### TASK DETAILS
Pull every line of the entries that has the word "selected".
** BEGIN WORKING DATA **
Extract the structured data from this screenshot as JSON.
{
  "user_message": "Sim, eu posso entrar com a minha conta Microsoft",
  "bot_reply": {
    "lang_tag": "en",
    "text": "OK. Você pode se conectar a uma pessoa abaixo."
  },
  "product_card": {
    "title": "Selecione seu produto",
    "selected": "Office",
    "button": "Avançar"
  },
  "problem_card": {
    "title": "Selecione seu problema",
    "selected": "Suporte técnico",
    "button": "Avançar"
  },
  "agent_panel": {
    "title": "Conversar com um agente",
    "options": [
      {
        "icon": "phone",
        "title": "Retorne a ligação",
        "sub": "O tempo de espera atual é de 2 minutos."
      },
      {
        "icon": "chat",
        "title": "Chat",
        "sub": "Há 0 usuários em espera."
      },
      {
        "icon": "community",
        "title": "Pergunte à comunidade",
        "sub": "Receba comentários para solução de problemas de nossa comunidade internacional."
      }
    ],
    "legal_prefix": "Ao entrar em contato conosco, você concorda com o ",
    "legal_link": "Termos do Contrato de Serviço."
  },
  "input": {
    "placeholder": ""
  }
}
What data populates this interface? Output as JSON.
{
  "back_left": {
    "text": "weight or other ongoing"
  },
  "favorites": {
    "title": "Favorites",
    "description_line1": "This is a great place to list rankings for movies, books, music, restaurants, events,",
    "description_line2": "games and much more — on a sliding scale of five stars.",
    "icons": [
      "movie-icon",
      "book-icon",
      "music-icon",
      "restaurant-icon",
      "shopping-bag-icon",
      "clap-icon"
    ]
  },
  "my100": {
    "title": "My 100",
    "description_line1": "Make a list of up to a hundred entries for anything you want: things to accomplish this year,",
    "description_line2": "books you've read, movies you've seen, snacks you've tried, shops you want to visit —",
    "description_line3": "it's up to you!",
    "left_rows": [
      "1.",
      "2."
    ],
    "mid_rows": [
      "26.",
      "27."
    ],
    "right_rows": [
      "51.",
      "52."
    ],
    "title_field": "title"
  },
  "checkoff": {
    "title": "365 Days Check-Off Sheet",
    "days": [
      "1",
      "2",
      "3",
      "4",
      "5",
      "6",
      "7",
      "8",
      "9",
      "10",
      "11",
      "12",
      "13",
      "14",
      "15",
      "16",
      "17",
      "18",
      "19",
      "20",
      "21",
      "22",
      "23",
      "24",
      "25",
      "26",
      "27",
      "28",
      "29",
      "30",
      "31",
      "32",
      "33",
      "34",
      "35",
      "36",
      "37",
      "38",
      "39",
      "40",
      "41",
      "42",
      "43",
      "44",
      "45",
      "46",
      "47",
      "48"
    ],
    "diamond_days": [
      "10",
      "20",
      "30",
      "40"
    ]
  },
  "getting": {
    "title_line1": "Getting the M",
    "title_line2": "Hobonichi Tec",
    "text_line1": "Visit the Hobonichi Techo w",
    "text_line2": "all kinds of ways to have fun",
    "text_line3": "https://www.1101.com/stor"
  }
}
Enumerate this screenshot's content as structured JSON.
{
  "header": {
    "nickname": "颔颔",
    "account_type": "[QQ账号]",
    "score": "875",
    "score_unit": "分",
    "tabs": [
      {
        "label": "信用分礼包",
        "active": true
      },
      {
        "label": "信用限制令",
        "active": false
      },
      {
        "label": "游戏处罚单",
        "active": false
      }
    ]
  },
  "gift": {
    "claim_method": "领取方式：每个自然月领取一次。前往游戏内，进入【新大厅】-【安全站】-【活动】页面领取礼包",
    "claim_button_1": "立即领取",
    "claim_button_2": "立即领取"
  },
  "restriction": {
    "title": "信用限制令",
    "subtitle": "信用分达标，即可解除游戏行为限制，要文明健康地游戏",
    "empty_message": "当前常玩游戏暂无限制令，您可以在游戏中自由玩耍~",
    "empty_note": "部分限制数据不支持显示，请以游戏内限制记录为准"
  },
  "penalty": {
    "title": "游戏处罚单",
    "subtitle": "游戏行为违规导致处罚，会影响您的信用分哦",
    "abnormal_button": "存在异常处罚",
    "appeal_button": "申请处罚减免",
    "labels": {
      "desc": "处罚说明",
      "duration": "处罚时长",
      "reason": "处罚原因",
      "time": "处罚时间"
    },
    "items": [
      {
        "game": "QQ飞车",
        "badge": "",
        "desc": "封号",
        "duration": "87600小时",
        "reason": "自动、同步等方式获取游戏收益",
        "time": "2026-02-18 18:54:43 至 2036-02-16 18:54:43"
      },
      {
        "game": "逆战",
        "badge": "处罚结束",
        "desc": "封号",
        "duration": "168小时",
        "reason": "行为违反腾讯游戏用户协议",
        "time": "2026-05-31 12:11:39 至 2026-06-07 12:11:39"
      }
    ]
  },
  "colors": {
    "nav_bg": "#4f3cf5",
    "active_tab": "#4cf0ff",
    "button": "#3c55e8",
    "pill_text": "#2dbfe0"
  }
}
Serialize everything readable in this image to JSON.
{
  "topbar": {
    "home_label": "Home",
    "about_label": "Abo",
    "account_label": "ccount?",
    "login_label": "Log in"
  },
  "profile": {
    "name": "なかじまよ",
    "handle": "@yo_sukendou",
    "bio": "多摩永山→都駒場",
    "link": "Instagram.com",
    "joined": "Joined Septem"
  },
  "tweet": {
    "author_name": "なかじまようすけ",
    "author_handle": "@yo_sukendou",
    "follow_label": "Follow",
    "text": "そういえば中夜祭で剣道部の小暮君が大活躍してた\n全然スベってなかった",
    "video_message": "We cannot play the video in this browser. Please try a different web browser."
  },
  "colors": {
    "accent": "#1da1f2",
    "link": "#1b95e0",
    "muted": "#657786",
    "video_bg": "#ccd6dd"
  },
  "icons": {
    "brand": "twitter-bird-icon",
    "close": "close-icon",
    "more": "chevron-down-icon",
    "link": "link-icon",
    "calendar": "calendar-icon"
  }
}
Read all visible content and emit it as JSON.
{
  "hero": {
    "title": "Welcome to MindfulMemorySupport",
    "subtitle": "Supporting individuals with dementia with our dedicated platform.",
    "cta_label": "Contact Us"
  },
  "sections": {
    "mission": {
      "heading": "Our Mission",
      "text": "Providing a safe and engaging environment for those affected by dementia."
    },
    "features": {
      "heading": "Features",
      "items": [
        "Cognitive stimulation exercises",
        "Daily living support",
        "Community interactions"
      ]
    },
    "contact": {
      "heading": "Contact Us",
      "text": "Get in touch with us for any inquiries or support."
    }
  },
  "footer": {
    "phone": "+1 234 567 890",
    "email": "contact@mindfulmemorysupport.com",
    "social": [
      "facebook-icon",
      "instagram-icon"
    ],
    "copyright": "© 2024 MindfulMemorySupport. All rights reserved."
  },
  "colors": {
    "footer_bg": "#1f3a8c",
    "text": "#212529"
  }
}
** END WORKING DATA **
### IN RESPONSE
    "selected": "Office",
    "selected": "Suporte técnico",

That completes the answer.